● **Task brief**:
Note each line where "monstera" appears, and copy it.

Start

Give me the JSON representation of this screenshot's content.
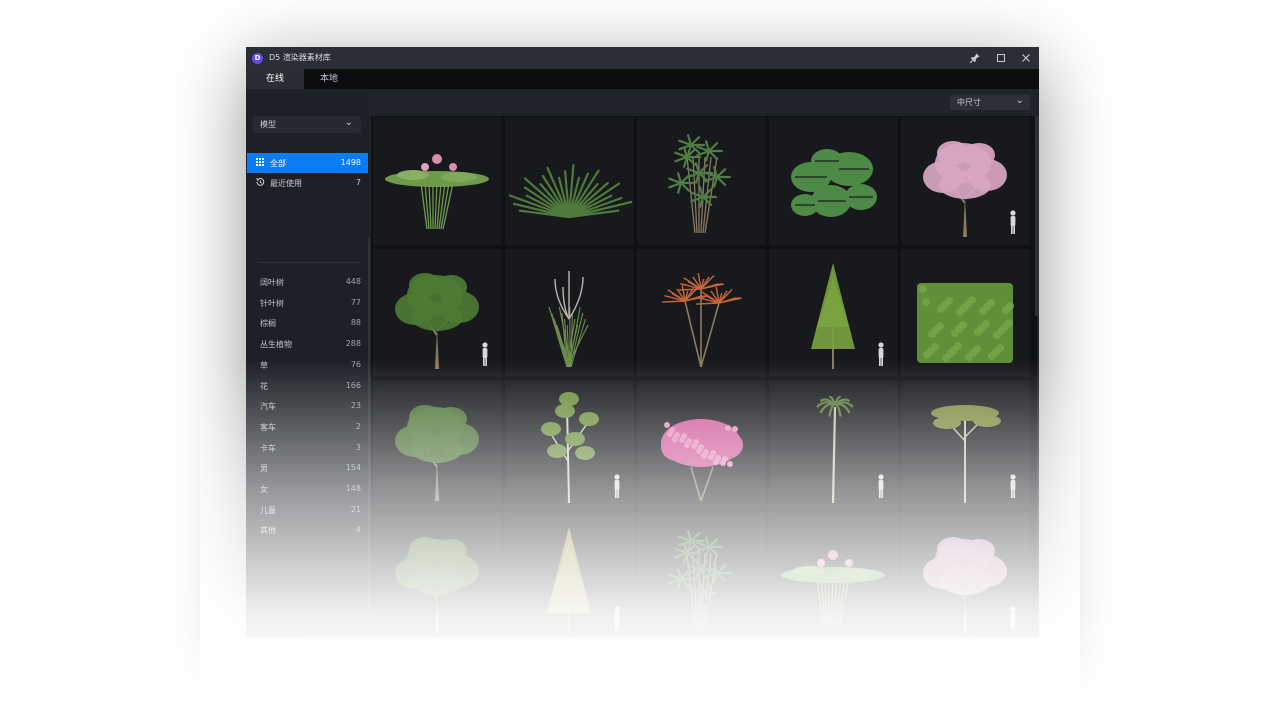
{
  "window": {
    "title": "D5 渲染器素材库",
    "logo": "D",
    "controls": [
      "pin-icon",
      "maximize-icon",
      "close-icon"
    ]
  },
  "tabs": [
    {
      "label": "在线",
      "active": true
    },
    {
      "label": "本地",
      "active": false
    }
  ],
  "sidebar": {
    "type_select": "模型",
    "nav": [
      {
        "label": "全部",
        "count": "1498",
        "icon": "grid-icon",
        "active": true
      },
      {
        "label": "最近使用",
        "count": "7",
        "icon": "history-icon",
        "active": false
      }
    ],
    "categories": [
      {
        "label": "阔叶树",
        "count": "448"
      },
      {
        "label": "针叶树",
        "count": "77"
      },
      {
        "label": "棕榈",
        "count": "88"
      },
      {
        "label": "丛生植物",
        "count": "288"
      },
      {
        "label": "草",
        "count": "76"
      },
      {
        "label": "花",
        "count": "166"
      },
      {
        "label": "汽车",
        "count": "23"
      },
      {
        "label": "客车",
        "count": "2"
      },
      {
        "label": "卡车",
        "count": "3"
      },
      {
        "label": "男",
        "count": "154"
      },
      {
        "label": "女",
        "count": "148"
      },
      {
        "label": "儿童",
        "count": "21"
      },
      {
        "label": "其他",
        "count": "4"
      }
    ]
  },
  "toolbar": {
    "size_select": "中尺寸"
  },
  "assets": [
    {
      "name": "water-lily-thumbnail",
      "kind": "lily",
      "color": "#6f9a4c",
      "human": false
    },
    {
      "name": "yucca-thumbnail",
      "kind": "spiky",
      "color": "#4f7a3c",
      "human": false
    },
    {
      "name": "lady-palm-thumbnail",
      "kind": "palmbush",
      "color": "#4f7d45",
      "human": false
    },
    {
      "name": "monstera-thumbnail",
      "kind": "monstera",
      "color": "#4c8a46",
      "human": false
    },
    {
      "name": "cherry-blossom-tree-thumbnail",
      "kind": "tree",
      "color": "#d9a6c2",
      "human": true
    },
    {
      "name": "broadleaf-tree-thumbnail",
      "kind": "tree",
      "color": "#4d7a33",
      "human": true
    },
    {
      "name": "pampas-grass-thumbnail",
      "kind": "grass",
      "color": "#6d8d4f",
      "human": false
    },
    {
      "name": "red-cordyline-thumbnail",
      "kind": "cordyline",
      "color": "#c8663a",
      "human": false
    },
    {
      "name": "conifer-tree-thumbnail",
      "kind": "conifer",
      "color": "#7aa33f",
      "human": true
    },
    {
      "name": "hedge-thumbnail",
      "kind": "hedge",
      "color": "#5f8f38",
      "human": false
    },
    {
      "name": "round-shrub-tree-thumbnail",
      "kind": "tree",
      "color": "#4e7536",
      "human": false
    },
    {
      "name": "birch-tree-thumbnail",
      "kind": "sparse",
      "color": "#6c8f3c",
      "human": true
    },
    {
      "name": "azalea-bush-thumbnail",
      "kind": "bush",
      "color": "#d05a9a",
      "human": false
    },
    {
      "name": "tall-palm-thumbnail",
      "kind": "palm",
      "color": "#5a7a37",
      "human": true
    },
    {
      "name": "acacia-tree-thumbnail",
      "kind": "umbrella",
      "color": "#7d8a3e",
      "human": true
    },
    {
      "name": "oak-tree-thumbnail",
      "kind": "tree",
      "color": "#556d33",
      "human": false
    },
    {
      "name": "golden-conifer-thumbnail",
      "kind": "conifer",
      "color": "#a89a55",
      "human": true
    },
    {
      "name": "banana-plant-thumbnail",
      "kind": "palmbush",
      "color": "#3f6b35",
      "human": false
    },
    {
      "name": "lotus-pond-thumbnail",
      "kind": "lily",
      "color": "#6f9a4c",
      "human": false
    },
    {
      "name": "flowering-tree-thumbnail",
      "kind": "tree",
      "color": "#c49ab4",
      "human": true
    }
  ]
}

End

● **Task response**:
      "name": "monstera-thumbnail",
      "kind": "monstera",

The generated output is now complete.